> [Task prompt]: The data must be written out once more, precisely as given.

Records from a dataset
<<<<

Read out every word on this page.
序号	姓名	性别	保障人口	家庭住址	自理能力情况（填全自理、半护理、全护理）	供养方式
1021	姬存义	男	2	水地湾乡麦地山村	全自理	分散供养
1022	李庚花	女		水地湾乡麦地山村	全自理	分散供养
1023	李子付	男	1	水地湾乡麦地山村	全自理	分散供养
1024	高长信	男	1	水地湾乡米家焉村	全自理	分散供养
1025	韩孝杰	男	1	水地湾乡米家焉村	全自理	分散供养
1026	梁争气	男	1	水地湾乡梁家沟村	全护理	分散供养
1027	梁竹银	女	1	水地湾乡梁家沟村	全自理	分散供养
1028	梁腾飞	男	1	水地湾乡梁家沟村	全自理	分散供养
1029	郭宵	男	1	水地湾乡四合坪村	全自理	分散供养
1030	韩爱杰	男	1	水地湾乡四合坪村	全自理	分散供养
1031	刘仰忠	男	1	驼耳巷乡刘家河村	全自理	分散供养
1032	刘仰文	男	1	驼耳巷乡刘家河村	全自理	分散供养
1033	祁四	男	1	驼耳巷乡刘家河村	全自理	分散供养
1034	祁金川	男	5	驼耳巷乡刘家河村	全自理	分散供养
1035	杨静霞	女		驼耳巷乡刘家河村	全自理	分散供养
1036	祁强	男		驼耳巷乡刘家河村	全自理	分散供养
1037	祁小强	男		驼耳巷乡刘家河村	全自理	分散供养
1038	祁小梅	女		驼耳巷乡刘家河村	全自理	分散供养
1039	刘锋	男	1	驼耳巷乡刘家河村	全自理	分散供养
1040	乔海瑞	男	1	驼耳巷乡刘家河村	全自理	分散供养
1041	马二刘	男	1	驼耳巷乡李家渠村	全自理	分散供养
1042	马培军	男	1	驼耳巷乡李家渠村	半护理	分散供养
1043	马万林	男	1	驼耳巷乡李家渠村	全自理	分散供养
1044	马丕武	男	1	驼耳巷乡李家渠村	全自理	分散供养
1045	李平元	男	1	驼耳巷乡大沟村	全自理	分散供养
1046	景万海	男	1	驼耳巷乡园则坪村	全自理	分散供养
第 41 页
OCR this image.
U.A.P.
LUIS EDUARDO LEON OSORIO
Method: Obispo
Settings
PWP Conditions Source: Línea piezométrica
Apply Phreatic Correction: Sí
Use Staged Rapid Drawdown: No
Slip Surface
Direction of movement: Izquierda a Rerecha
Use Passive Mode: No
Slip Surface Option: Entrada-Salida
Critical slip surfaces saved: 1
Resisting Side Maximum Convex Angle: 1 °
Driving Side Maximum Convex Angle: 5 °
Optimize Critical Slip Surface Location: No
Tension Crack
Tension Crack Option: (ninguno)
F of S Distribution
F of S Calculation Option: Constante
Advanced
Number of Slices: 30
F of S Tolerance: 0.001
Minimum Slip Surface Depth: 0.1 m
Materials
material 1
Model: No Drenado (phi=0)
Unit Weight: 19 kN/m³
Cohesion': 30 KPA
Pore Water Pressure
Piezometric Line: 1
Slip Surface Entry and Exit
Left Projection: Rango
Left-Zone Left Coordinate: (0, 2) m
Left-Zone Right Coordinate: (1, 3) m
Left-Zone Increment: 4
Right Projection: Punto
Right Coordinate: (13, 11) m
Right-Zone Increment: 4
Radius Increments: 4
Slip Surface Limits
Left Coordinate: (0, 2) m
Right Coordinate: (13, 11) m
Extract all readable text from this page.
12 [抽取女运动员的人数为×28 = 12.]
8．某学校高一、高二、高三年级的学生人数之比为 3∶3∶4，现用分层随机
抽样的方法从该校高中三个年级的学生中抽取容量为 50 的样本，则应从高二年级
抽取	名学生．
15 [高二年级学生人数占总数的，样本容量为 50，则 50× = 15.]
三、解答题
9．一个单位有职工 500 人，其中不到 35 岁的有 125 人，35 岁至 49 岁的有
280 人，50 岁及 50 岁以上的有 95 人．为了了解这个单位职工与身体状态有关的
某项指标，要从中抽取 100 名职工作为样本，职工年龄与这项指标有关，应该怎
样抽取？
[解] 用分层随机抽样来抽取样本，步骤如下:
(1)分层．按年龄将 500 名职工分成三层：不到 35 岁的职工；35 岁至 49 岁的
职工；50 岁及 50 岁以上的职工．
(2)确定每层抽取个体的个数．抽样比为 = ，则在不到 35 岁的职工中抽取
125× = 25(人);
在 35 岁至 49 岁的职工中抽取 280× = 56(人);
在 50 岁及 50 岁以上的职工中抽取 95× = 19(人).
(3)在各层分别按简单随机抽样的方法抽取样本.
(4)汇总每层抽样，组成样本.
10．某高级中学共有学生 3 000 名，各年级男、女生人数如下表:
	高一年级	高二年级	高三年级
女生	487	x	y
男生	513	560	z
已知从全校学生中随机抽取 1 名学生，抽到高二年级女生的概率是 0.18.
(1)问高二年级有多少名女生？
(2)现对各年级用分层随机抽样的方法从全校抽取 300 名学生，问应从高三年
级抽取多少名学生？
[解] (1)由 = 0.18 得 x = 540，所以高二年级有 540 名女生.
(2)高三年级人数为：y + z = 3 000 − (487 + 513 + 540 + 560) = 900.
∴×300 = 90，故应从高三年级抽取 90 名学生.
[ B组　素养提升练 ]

>>>>

> [Task answer]:
Read out every word on this page.
序号	姓名	性别	保障人口	家庭住址	自理能力情况（填全自理、半护理、全护理）	供养方式
1021	姬存义	男	2	水地湾乡麦地山村	全自理	分散供养
1022	李庚花	女		水地湾乡麦地山村	全自理	分散供养
1023	李子付	男	1	水地湾乡麦地山村	全自理	分散供养
1024	高长信	男	1	水地湾乡米家焉村	全自理	分散供养
1025	韩孝杰	男	1	水地湾乡米家焉村	全自理	分散供养
1026	梁争气	男	1	水地湾乡梁家沟村	全护理	分散供养
1027	梁竹银	女	1	水地湾乡梁家沟村	全自理	分散供养
1028	梁腾飞	男	1	水地湾乡梁家沟村	全自理	分散供养
1029	郭宵	男	1	水地湾乡四合坪村	全自理	分散供养
1030	韩爱杰	男	1	水地湾乡四合坪村	全自理	分散供养
1031	刘仰忠	男	1	驼耳巷乡刘家河村	全自理	分散供养
1032	刘仰文	男	1	驼耳巷乡刘家河村	全自理	分散供养
1033	祁四	男	1	驼耳巷乡刘家河村	全自理	分散供养
1034	祁金川	男	5	驼耳巷乡刘家河村	全自理	分散供养
1035	杨静霞	女		驼耳巷乡刘家河村	全自理	分散供养
1036	祁强	男		驼耳巷乡刘家河村	全自理	分散供养
1037	祁小强	男		驼耳巷乡刘家河村	全自理	分散供养
1038	祁小梅	女		驼耳巷乡刘家河村	全自理	分散供养
1039	刘锋	男	1	驼耳巷乡刘家河村	全自理	分散供养
1040	乔海瑞	男	1	驼耳巷乡刘家河村	全自理	分散供养
1041	马二刘	男	1	驼耳巷乡李家渠村	全自理	分散供养
1042	马培军	男	1	驼耳巷乡李家渠村	半护理	分散供养
1043	马万林	男	1	驼耳巷乡李家渠村	全自理	分散供养
1044	马丕武	男	1	驼耳巷乡李家渠村	全自理	分散供养
1045	李平元	男	1	驼耳巷乡大沟村	全自理	分散供养
1046	景万海	男	1	驼耳巷乡园则坪村	全自理	分散供养
第 41 页
OCR this image.
U.A.P.
LUIS EDUARDO LEON OSORIO
Method: Obispo
Settings
PWP Conditions Source: Línea piezométrica
Apply Phreatic Correction: Sí
Use Staged Rapid Drawdown: No
Slip Surface
Direction of movement: Izquierda a Rerecha
Use Passive Mode: No
Slip Surface Option: Entrada-Salida
Critical slip surfaces saved: 1
Resisting Side Maximum Convex Angle: 1 °
Driving Side Maximum Convex Angle: 5 °
Optimize Critical Slip Surface Location: No
Tension Crack
Tension Crack Option: (ninguno)
F of S Distribution
F of S Calculation Option: Constante
Advanced
Number of Slices: 30
F of S Tolerance: 0.001
Minimum Slip Surface Depth: 0.1 m
Materials
material 1
Model: No Drenado (phi=0)
Unit Weight: 19 kN/m³
Cohesion': 30 KPA
Pore Water Pressure
Piezometric Line: 1
Slip Surface Entry and Exit
Left Projection: Rango
Left-Zone Left Coordinate: (0, 2) m
Left-Zone Right Coordinate: (1, 3) m
Left-Zone Increment: 4
Right Projection: Punto
Right Coordinate: (13, 11) m
Right-Zone Increment: 4
Radius Increments: 4
Slip Surface Limits
Left Coordinate: (0, 2) m
Right Coordinate: (13, 11) m
Extract all readable text from this page.
12 [抽取女运动员的人数为×28 = 12.]
8．某学校高一、高二、高三年级的学生人数之比为 3∶3∶4，现用分层随机
抽样的方法从该校高中三个年级的学生中抽取容量为 50 的样本，则应从高二年级
抽取	名学生．
15 [高二年级学生人数占总数的，样本容量为 50，则 50× = 15.]
三、解答题
9．一个单位有职工 500 人，其中不到 35 岁的有 125 人，35 岁至 49 岁的有
280 人，50 岁及 50 岁以上的有 95 人．为了了解这个单位职工与身体状态有关的
某项指标，要从中抽取 100 名职工作为样本，职工年龄与这项指标有关，应该怎
样抽取？
[解] 用分层随机抽样来抽取样本，步骤如下:
(1)分层．按年龄将 500 名职工分成三层：不到 35 岁的职工；35 岁至 49 岁的
职工；50 岁及 50 岁以上的职工．
(2)确定每层抽取个体的个数．抽样比为 = ，则在不到 35 岁的职工中抽取
125× = 25(人);
在 35 岁至 49 岁的职工中抽取 280× = 56(人);
在 50 岁及 50 岁以上的职工中抽取 95× = 19(人).
(3)在各层分别按简单随机抽样的方法抽取样本.
(4)汇总每层抽样，组成样本.
10．某高级中学共有学生 3 000 名，各年级男、女生人数如下表:
	高一年级	高二年级	高三年级
女生	487	x	y
男生	513	560	z
已知从全校学生中随机抽取 1 名学生，抽到高二年级女生的概率是 0.18.
(1)问高二年级有多少名女生？
(2)现对各年级用分层随机抽样的方法从全校抽取 300 名学生，问应从高三年
级抽取多少名学生？
[解] (1)由 = 0.18 得 x = 540，所以高二年级有 540 名女生.
(2)高三年级人数为：y + z = 3 000 − (487 + 513 + 540 + 560) = 900.
∴×300 = 90，故应从高三年级抽取 90 名学生.
[ B组　素养提升练 ]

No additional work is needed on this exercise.